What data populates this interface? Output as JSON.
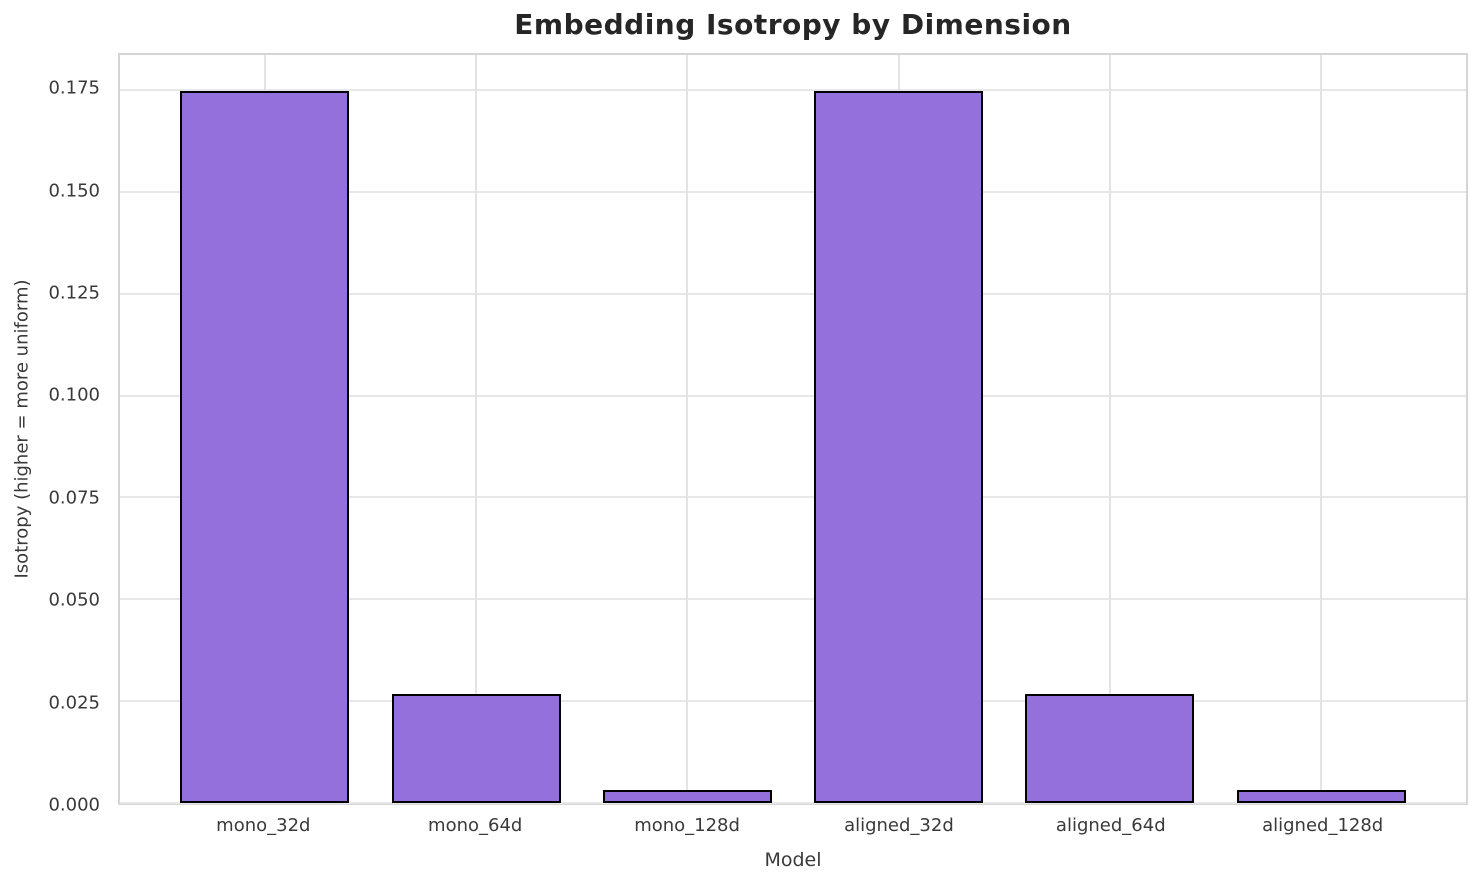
{
  "chart_data": {
    "type": "bar",
    "title": "Embedding Isotropy by Dimension",
    "xlabel": "Model",
    "ylabel": "Isotropy (higher = more uniform)",
    "categories": [
      "mono_32d",
      "mono_64d",
      "mono_128d",
      "aligned_32d",
      "aligned_64d",
      "aligned_128d"
    ],
    "values": [
      0.1747,
      0.0268,
      0.0033,
      0.1747,
      0.0268,
      0.0033
    ],
    "yticks": [
      0.0,
      0.025,
      0.05,
      0.075,
      0.1,
      0.125,
      0.15,
      0.175
    ],
    "ytick_labels": [
      "0.000",
      "0.025",
      "0.050",
      "0.075",
      "0.100",
      "0.125",
      "0.150",
      "0.175"
    ],
    "ylim": [
      0,
      0.1836
    ],
    "xlim": [
      -0.686,
      5.686
    ],
    "bar_width": 0.8,
    "grid": true,
    "legend_position": "none",
    "colors": {
      "bar_fill": "#9370DB",
      "bar_edge": "#000000",
      "gridline": "#e7e7e7",
      "spine": "#d5d5d5",
      "title_text": "#262626",
      "tick_text": "#3a3a3a"
    }
  }
}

Your task: Write out the records above exactly as they stand, leaving out every picture.

Right answer:
What data populates this interface? Output as JSON.
{
  "chart_data": {
    "type": "bar",
    "title": "Embedding Isotropy by Dimension",
    "xlabel": "Model",
    "ylabel": "Isotropy (higher = more uniform)",
    "categories": [
      "mono_32d",
      "mono_64d",
      "mono_128d",
      "aligned_32d",
      "aligned_64d",
      "aligned_128d"
    ],
    "values": [
      0.1747,
      0.0268,
      0.0033,
      0.1747,
      0.0268,
      0.0033
    ],
    "yticks": [
      0.0,
      0.025,
      0.05,
      0.075,
      0.1,
      0.125,
      0.15,
      0.175
    ],
    "ytick_labels": [
      "0.000",
      "0.025",
      "0.050",
      "0.075",
      "0.100",
      "0.125",
      "0.150",
      "0.175"
    ],
    "ylim": [
      0,
      0.1836
    ],
    "xlim": [
      -0.686,
      5.686
    ],
    "bar_width": 0.8,
    "grid": true,
    "legend_position": "none",
    "colors": {
      "bar_fill": "#9370DB",
      "bar_edge": "#000000",
      "gridline": "#e7e7e7",
      "spine": "#d5d5d5",
      "title_text": "#262626",
      "tick_text": "#3a3a3a"
    }
  }
}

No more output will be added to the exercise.